• _Task goal_
For each line of the data below that holds "Britain", copy the line.

[Entries with figure data]

%%

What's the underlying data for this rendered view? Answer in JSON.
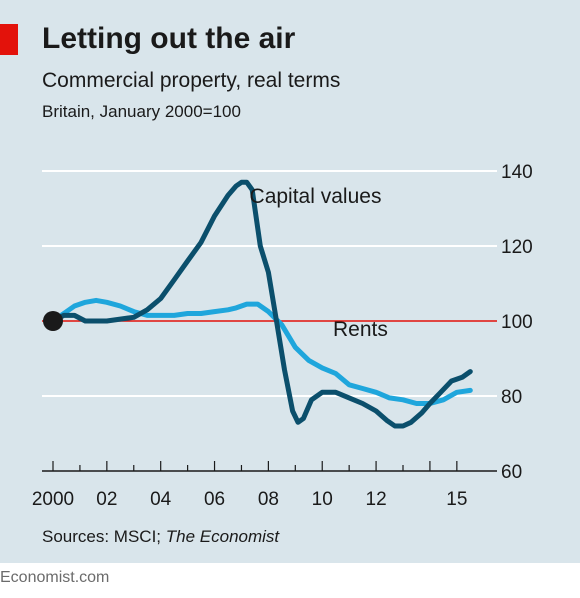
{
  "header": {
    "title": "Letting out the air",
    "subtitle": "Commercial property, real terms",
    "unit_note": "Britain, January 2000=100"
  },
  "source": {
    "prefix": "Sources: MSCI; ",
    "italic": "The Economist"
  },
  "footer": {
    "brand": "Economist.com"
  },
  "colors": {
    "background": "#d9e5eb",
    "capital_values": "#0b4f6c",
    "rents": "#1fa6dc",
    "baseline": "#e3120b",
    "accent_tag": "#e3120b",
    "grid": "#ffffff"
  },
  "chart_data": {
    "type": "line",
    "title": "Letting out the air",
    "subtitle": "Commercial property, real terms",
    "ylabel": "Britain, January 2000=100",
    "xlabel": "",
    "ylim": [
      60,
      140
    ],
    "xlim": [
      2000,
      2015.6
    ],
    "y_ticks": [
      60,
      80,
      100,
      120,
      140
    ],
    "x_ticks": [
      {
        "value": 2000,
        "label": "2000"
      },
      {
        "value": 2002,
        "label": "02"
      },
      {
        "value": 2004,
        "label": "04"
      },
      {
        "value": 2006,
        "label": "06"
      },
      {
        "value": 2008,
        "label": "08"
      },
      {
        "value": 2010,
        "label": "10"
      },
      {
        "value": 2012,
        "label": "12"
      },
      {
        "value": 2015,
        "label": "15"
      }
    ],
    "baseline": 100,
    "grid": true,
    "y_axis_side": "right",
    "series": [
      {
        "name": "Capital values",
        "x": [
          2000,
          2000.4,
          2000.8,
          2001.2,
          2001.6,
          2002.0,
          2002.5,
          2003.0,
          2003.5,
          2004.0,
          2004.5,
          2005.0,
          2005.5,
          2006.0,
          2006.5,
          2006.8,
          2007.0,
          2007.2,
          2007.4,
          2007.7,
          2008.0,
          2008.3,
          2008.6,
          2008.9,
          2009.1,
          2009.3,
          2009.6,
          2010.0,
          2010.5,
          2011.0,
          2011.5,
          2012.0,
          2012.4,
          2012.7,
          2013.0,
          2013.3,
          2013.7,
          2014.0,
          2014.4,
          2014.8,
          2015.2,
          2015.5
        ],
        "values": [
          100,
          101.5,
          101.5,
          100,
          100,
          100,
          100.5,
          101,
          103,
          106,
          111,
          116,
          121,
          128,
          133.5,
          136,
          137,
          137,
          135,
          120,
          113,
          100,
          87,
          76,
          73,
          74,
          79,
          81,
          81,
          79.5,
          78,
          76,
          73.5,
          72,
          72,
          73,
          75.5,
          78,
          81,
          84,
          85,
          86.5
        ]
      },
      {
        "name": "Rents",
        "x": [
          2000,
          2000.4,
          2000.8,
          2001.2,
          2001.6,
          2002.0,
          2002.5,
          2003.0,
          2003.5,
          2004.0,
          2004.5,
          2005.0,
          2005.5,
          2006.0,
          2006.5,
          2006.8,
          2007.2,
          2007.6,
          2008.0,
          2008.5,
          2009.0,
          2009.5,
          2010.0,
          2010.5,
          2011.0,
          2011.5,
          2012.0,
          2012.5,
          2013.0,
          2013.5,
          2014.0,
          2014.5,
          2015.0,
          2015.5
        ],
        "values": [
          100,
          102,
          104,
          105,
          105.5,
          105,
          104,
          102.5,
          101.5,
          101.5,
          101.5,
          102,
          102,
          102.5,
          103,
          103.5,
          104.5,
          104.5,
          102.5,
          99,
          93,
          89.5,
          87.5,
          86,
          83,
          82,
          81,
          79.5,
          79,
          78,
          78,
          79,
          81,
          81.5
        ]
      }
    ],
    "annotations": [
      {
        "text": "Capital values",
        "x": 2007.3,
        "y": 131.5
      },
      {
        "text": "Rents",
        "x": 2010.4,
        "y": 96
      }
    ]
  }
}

%%

• _Result for this task_
    "unit_note": "Britain, January 2000=100"
    "ylabel": "Britain, January 2000=100",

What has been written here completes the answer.